(Required task) Transcribe each entry below exactly. Pictures do not go in the copy.

start Provided data

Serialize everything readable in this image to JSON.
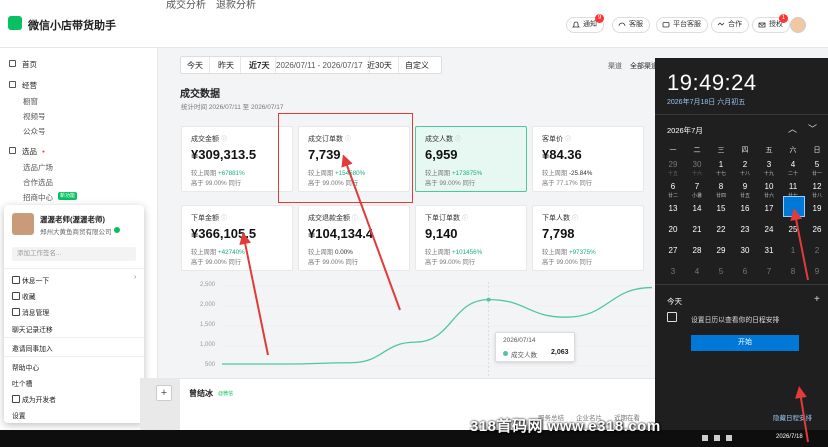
{
  "app": {
    "title": "微信小店带货助手"
  },
  "top_tabs": [
    "成交分析",
    "退款分析"
  ],
  "header_buttons": [
    {
      "label": "通知",
      "icon": "bell-icon",
      "badge": "9"
    },
    {
      "label": "客服",
      "icon": "headset-icon"
    },
    {
      "label": "平台客服",
      "icon": "message-icon"
    },
    {
      "label": "合作",
      "icon": "handshake-icon"
    },
    {
      "label": "授权",
      "icon": "mail-icon",
      "badge": "1"
    }
  ],
  "sidebar": {
    "items": [
      {
        "label": "首页",
        "level": 1,
        "icon": "home-icon"
      },
      {
        "label": "经营",
        "level": 1,
        "icon": "grid-icon"
      },
      {
        "label": "橱窗",
        "level": 2
      },
      {
        "label": "视频号",
        "level": 2
      },
      {
        "label": "公众号",
        "level": 2
      },
      {
        "label": "选品",
        "level": 1,
        "icon": "box-icon"
      },
      {
        "label": "选品广场",
        "level": 2
      },
      {
        "label": "合作选品",
        "level": 2
      },
      {
        "label": "招商中心",
        "level": 2,
        "tag": "新功能"
      }
    ]
  },
  "popup": {
    "name": "渥渥老师(渥渥老师)",
    "company": "郑州大黄鱼商贸有限公司",
    "tag_placeholder": "添加工作签名...",
    "items": [
      {
        "label": "休息一下",
        "icon": "rest-icon",
        "arrow": "›"
      },
      {
        "label": "收藏",
        "icon": "star-icon"
      },
      {
        "label": "消息管理",
        "icon": "message-icon"
      },
      {
        "label": "聊天记录迁移"
      },
      {
        "label": "邀请同事加入"
      },
      {
        "label": "帮助中心"
      },
      {
        "label": "吐个槽"
      },
      {
        "label": "成为开发者",
        "icon": "code-icon"
      },
      {
        "label": "设置"
      }
    ]
  },
  "filter": {
    "options": [
      "今天",
      "昨天",
      "近7天",
      "2026/07/11 - 2026/07/17",
      "近30天",
      "自定义"
    ],
    "active": "近7天",
    "channel_label": "渠道",
    "channel_value": "全部渠道"
  },
  "section": {
    "title": "成交数据",
    "time": "统计时间 2026/07/11 至 2026/07/17"
  },
  "cards": [
    {
      "label": "成交金额",
      "value": "¥309,313.5",
      "cmp_label": "较上周期",
      "cmp": "+67881%",
      "rank": "高于 99.00% 同行"
    },
    {
      "label": "成交订单数",
      "value": "7,739",
      "cmp_label": "较上周期",
      "cmp": "+154580%",
      "rank": "高于 99.00% 同行"
    },
    {
      "label": "成交人数",
      "value": "6,959",
      "cmp_label": "较上周期",
      "cmp": "+173875%",
      "rank": "高于 99.00% 同行",
      "selected": true
    },
    {
      "label": "客单价",
      "value": "¥84.36",
      "cmp_label": "较上周期",
      "cmp": "-25.84%",
      "rank": "高于 77.17% 同行",
      "down": true
    },
    {
      "label": "下单金额",
      "value": "¥366,105.5",
      "cmp_label": "较上周期",
      "cmp": "+42740%",
      "rank": "高于 99.00% 同行"
    },
    {
      "label": "成交退款金额",
      "value": "¥104,134.4",
      "cmp_label": "较上周期",
      "cmp": "0.00%",
      "rank": "高于 99.00% 同行",
      "down": true
    },
    {
      "label": "下单订单数",
      "value": "9,140",
      "cmp_label": "较上周期",
      "cmp": "+101456%",
      "rank": "高于 99.00% 同行"
    },
    {
      "label": "下单人数",
      "value": "7,798",
      "cmp_label": "较上周期",
      "cmp": "+97375%",
      "rank": "高于 99.00% 同行"
    }
  ],
  "chart_data": {
    "type": "line",
    "yticks": [
      "2,500",
      "2,000",
      "1,500",
      "1,000",
      "500"
    ],
    "ylim": [
      0,
      2500
    ],
    "series": [
      {
        "name": "成交人数",
        "color": "#51c5a3",
        "points": [
          [
            0,
            0
          ],
          [
            0.15,
            0
          ],
          [
            0.3,
            40
          ],
          [
            0.45,
            700
          ],
          [
            0.62,
            2063
          ],
          [
            0.8,
            1500
          ],
          [
            1.0,
            2450
          ]
        ]
      }
    ],
    "tooltip": {
      "date": "2026/07/14",
      "series": "成交人数",
      "value": "2,063"
    }
  },
  "bottom": {
    "name": "曾结冰",
    "tag": "@微信",
    "tabs": [
      "服务总结",
      "企业名片",
      "近期在看"
    ]
  },
  "calendar": {
    "time": "19:49:24",
    "date": "2026年7月18日 六月初五",
    "month": "2026年7月",
    "weekdays": [
      "一",
      "二",
      "三",
      "四",
      "五",
      "六",
      "日"
    ],
    "rows": [
      [
        [
          "29",
          "十五",
          1
        ],
        [
          "30",
          "十六",
          1
        ],
        [
          "1",
          "十七",
          0
        ],
        [
          "2",
          "十八",
          0
        ],
        [
          "3",
          "十九",
          0
        ],
        [
          "4",
          "二十",
          0
        ],
        [
          "5",
          "廿一",
          0
        ]
      ],
      [
        [
          "6",
          "廿二",
          0
        ],
        [
          "7",
          "小暑",
          0
        ],
        [
          "8",
          "廿四",
          0
        ],
        [
          "9",
          "廿五",
          0
        ],
        [
          "10",
          "廿六",
          0
        ],
        [
          "11",
          "廿七",
          0
        ],
        [
          "12",
          "廿八",
          0
        ]
      ],
      [
        [
          "13",
          "",
          0
        ],
        [
          "14",
          "",
          0
        ],
        [
          "15",
          "",
          0
        ],
        [
          "16",
          "",
          0
        ],
        [
          "17",
          "",
          0
        ],
        [
          "18",
          "",
          0
        ],
        [
          "19",
          "",
          0
        ]
      ],
      [
        [
          "20",
          "",
          0
        ],
        [
          "21",
          "",
          0
        ],
        [
          "22",
          "",
          0
        ],
        [
          "23",
          "",
          0
        ],
        [
          "24",
          "",
          0
        ],
        [
          "25",
          "",
          0
        ],
        [
          "26",
          "",
          0
        ]
      ],
      [
        [
          "27",
          "",
          0
        ],
        [
          "28",
          "",
          0
        ],
        [
          "29",
          "",
          0
        ],
        [
          "30",
          "",
          0
        ],
        [
          "31",
          "",
          0
        ],
        [
          "1",
          "",
          1
        ],
        [
          "2",
          "",
          1
        ]
      ],
      [
        [
          "3",
          "",
          1
        ],
        [
          "4",
          "",
          1
        ],
        [
          "5",
          "",
          1
        ],
        [
          "6",
          "",
          1
        ],
        [
          "7",
          "",
          1
        ],
        [
          "8",
          "",
          1
        ],
        [
          "9",
          "",
          1
        ]
      ]
    ],
    "today": "18",
    "today_label": "今天",
    "schedule_text": "设置日历以查看你的日程安排",
    "start_button": "开始",
    "hide_label": "隐藏日程安排"
  },
  "taskbar": {
    "date": "2026/7/18"
  },
  "watermark": "318首码网 www.e318.com",
  "colors": {
    "accent": "#07c160",
    "chart": "#51c5a3",
    "annotation": "#e23b3b",
    "windows_blue": "#0078d7"
  }
}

end Provided data

(Reply to the task)
Serialize everything readable in this image to JSON.
{
  "app": {
    "title": "微信小店带货助手"
  },
  "top_tabs": [
    "成交分析",
    "退款分析"
  ],
  "header_buttons": [
    {
      "label": "通知",
      "icon": "bell-icon",
      "badge": "9"
    },
    {
      "label": "客服",
      "icon": "headset-icon"
    },
    {
      "label": "平台客服",
      "icon": "message-icon"
    },
    {
      "label": "合作",
      "icon": "handshake-icon"
    },
    {
      "label": "授权",
      "icon": "mail-icon",
      "badge": "1"
    }
  ],
  "sidebar": {
    "items": [
      {
        "label": "首页",
        "level": 1,
        "icon": "home-icon"
      },
      {
        "label": "经营",
        "level": 1,
        "icon": "grid-icon"
      },
      {
        "label": "橱窗",
        "level": 2
      },
      {
        "label": "视频号",
        "level": 2
      },
      {
        "label": "公众号",
        "level": 2
      },
      {
        "label": "选品",
        "level": 1,
        "icon": "box-icon"
      },
      {
        "label": "选品广场",
        "level": 2
      },
      {
        "label": "合作选品",
        "level": 2
      },
      {
        "label": "招商中心",
        "level": 2,
        "tag": "新功能"
      }
    ]
  },
  "popup": {
    "name": "渥渥老师(渥渥老师)",
    "company": "郑州大黄鱼商贸有限公司",
    "tag_placeholder": "添加工作签名...",
    "items": [
      {
        "label": "休息一下",
        "icon": "rest-icon",
        "arrow": "›"
      },
      {
        "label": "收藏",
        "icon": "star-icon"
      },
      {
        "label": "消息管理",
        "icon": "message-icon"
      },
      {
        "label": "聊天记录迁移"
      },
      {
        "label": "邀请同事加入"
      },
      {
        "label": "帮助中心"
      },
      {
        "label": "吐个槽"
      },
      {
        "label": "成为开发者",
        "icon": "code-icon"
      },
      {
        "label": "设置"
      }
    ]
  },
  "filter": {
    "options": [
      "今天",
      "昨天",
      "近7天",
      "2026/07/11 - 2026/07/17",
      "近30天",
      "自定义"
    ],
    "active": "近7天",
    "channel_label": "渠道",
    "channel_value": "全部渠道"
  },
  "section": {
    "title": "成交数据",
    "time": "统计时间 2026/07/11 至 2026/07/17"
  },
  "cards": [
    {
      "label": "成交金额",
      "value": "¥309,313.5",
      "cmp_label": "较上周期",
      "cmp": "+67881%",
      "rank": "高于 99.00% 同行"
    },
    {
      "label": "成交订单数",
      "value": "7,739",
      "cmp_label": "较上周期",
      "cmp": "+154580%",
      "rank": "高于 99.00% 同行"
    },
    {
      "label": "成交人数",
      "value": "6,959",
      "cmp_label": "较上周期",
      "cmp": "+173875%",
      "rank": "高于 99.00% 同行",
      "selected": true
    },
    {
      "label": "客单价",
      "value": "¥84.36",
      "cmp_label": "较上周期",
      "cmp": "-25.84%",
      "rank": "高于 77.17% 同行",
      "down": true
    },
    {
      "label": "下单金额",
      "value": "¥366,105.5",
      "cmp_label": "较上周期",
      "cmp": "+42740%",
      "rank": "高于 99.00% 同行"
    },
    {
      "label": "成交退款金额",
      "value": "¥104,134.4",
      "cmp_label": "较上周期",
      "cmp": "0.00%",
      "rank": "高于 99.00% 同行",
      "down": true
    },
    {
      "label": "下单订单数",
      "value": "9,140",
      "cmp_label": "较上周期",
      "cmp": "+101456%",
      "rank": "高于 99.00% 同行"
    },
    {
      "label": "下单人数",
      "value": "7,798",
      "cmp_label": "较上周期",
      "cmp": "+97375%",
      "rank": "高于 99.00% 同行"
    }
  ],
  "chart_data": {
    "type": "line",
    "yticks": [
      "2,500",
      "2,000",
      "1,500",
      "1,000",
      "500"
    ],
    "ylim": [
      0,
      2500
    ],
    "series": [
      {
        "name": "成交人数",
        "color": "#51c5a3",
        "points": [
          [
            0,
            0
          ],
          [
            0.15,
            0
          ],
          [
            0.3,
            40
          ],
          [
            0.45,
            700
          ],
          [
            0.62,
            2063
          ],
          [
            0.8,
            1500
          ],
          [
            1.0,
            2450
          ]
        ]
      }
    ],
    "tooltip": {
      "date": "2026/07/14",
      "series": "成交人数",
      "value": "2,063"
    }
  },
  "bottom": {
    "name": "曾结冰",
    "tag": "@微信",
    "tabs": [
      "服务总结",
      "企业名片",
      "近期在看"
    ]
  },
  "calendar": {
    "time": "19:49:24",
    "date": "2026年7月18日 六月初五",
    "month": "2026年7月",
    "weekdays": [
      "一",
      "二",
      "三",
      "四",
      "五",
      "六",
      "日"
    ],
    "rows": [
      [
        [
          "29",
          "十五",
          1
        ],
        [
          "30",
          "十六",
          1
        ],
        [
          "1",
          "十七",
          0
        ],
        [
          "2",
          "十八",
          0
        ],
        [
          "3",
          "十九",
          0
        ],
        [
          "4",
          "二十",
          0
        ],
        [
          "5",
          "廿一",
          0
        ]
      ],
      [
        [
          "6",
          "廿二",
          0
        ],
        [
          "7",
          "小暑",
          0
        ],
        [
          "8",
          "廿四",
          0
        ],
        [
          "9",
          "廿五",
          0
        ],
        [
          "10",
          "廿六",
          0
        ],
        [
          "11",
          "廿七",
          0
        ],
        [
          "12",
          "廿八",
          0
        ]
      ],
      [
        [
          "13",
          "",
          0
        ],
        [
          "14",
          "",
          0
        ],
        [
          "15",
          "",
          0
        ],
        [
          "16",
          "",
          0
        ],
        [
          "17",
          "",
          0
        ],
        [
          "18",
          "",
          0
        ],
        [
          "19",
          "",
          0
        ]
      ],
      [
        [
          "20",
          "",
          0
        ],
        [
          "21",
          "",
          0
        ],
        [
          "22",
          "",
          0
        ],
        [
          "23",
          "",
          0
        ],
        [
          "24",
          "",
          0
        ],
        [
          "25",
          "",
          0
        ],
        [
          "26",
          "",
          0
        ]
      ],
      [
        [
          "27",
          "",
          0
        ],
        [
          "28",
          "",
          0
        ],
        [
          "29",
          "",
          0
        ],
        [
          "30",
          "",
          0
        ],
        [
          "31",
          "",
          0
        ],
        [
          "1",
          "",
          1
        ],
        [
          "2",
          "",
          1
        ]
      ],
      [
        [
          "3",
          "",
          1
        ],
        [
          "4",
          "",
          1
        ],
        [
          "5",
          "",
          1
        ],
        [
          "6",
          "",
          1
        ],
        [
          "7",
          "",
          1
        ],
        [
          "8",
          "",
          1
        ],
        [
          "9",
          "",
          1
        ]
      ]
    ],
    "today": "18",
    "today_label": "今天",
    "schedule_text": "设置日历以查看你的日程安排",
    "start_button": "开始",
    "hide_label": "隐藏日程安排"
  },
  "taskbar": {
    "date": "2026/7/18"
  },
  "watermark": "318首码网 www.e318.com",
  "colors": {
    "accent": "#07c160",
    "chart": "#51c5a3",
    "annotation": "#e23b3b",
    "windows_blue": "#0078d7"
  }
}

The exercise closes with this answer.